- Material for the task -
━━━━━━
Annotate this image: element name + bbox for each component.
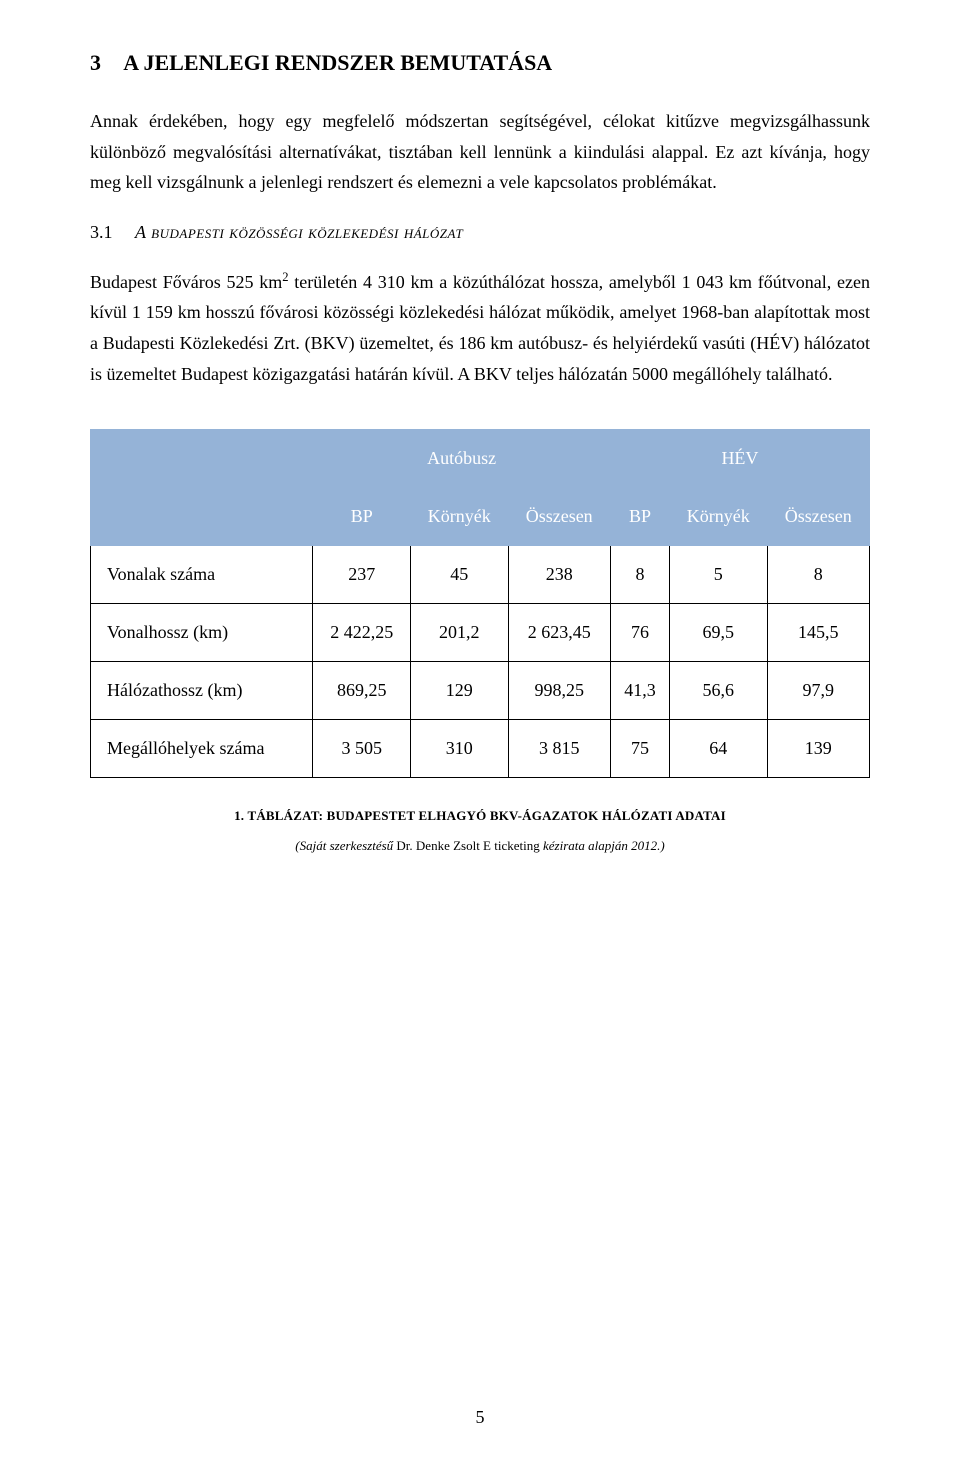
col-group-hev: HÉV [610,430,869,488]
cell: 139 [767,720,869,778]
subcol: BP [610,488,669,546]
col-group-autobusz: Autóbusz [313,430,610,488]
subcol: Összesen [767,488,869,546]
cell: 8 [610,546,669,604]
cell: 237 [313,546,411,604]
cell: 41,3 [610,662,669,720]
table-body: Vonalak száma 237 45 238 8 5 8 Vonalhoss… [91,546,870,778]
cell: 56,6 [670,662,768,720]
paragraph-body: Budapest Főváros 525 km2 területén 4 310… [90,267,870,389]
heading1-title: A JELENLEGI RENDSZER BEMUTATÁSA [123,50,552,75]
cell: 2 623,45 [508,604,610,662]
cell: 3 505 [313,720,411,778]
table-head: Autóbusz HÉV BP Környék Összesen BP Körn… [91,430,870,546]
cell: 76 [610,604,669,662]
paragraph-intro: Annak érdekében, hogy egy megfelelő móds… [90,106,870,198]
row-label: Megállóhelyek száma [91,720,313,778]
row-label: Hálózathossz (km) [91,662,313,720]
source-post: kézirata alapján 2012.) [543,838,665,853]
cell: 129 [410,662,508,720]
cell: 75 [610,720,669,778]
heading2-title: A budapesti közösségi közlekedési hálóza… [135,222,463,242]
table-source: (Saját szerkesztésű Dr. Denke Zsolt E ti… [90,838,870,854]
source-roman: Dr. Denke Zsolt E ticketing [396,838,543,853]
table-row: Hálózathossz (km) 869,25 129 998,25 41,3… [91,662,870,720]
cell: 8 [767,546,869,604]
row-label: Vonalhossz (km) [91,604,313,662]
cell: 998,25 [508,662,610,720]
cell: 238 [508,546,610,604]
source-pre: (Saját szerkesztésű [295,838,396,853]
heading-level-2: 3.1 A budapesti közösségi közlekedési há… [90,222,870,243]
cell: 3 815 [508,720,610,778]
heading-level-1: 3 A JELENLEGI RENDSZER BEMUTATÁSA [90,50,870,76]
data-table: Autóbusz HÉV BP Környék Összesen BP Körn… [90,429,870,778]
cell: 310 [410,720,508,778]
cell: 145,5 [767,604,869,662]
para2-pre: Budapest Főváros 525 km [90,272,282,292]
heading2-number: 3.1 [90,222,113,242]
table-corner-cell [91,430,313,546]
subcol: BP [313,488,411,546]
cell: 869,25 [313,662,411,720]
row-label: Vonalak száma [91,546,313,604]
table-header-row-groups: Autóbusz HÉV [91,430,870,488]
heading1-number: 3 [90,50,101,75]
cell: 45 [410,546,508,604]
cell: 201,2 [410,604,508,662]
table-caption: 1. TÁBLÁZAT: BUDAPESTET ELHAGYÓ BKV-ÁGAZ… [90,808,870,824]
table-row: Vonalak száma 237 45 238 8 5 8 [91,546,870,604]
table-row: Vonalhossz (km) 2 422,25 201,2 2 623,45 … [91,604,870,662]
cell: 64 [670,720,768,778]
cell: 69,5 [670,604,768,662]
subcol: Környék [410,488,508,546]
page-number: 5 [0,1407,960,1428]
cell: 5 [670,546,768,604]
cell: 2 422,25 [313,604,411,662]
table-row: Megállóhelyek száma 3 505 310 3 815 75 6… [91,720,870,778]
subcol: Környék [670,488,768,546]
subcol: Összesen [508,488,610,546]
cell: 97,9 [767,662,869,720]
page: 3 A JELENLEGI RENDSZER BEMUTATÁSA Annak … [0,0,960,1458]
━━━━━━
- Stated task -
How many lines of the listing above contain the string "page"? Reply with the number only.

- Output for this task -
2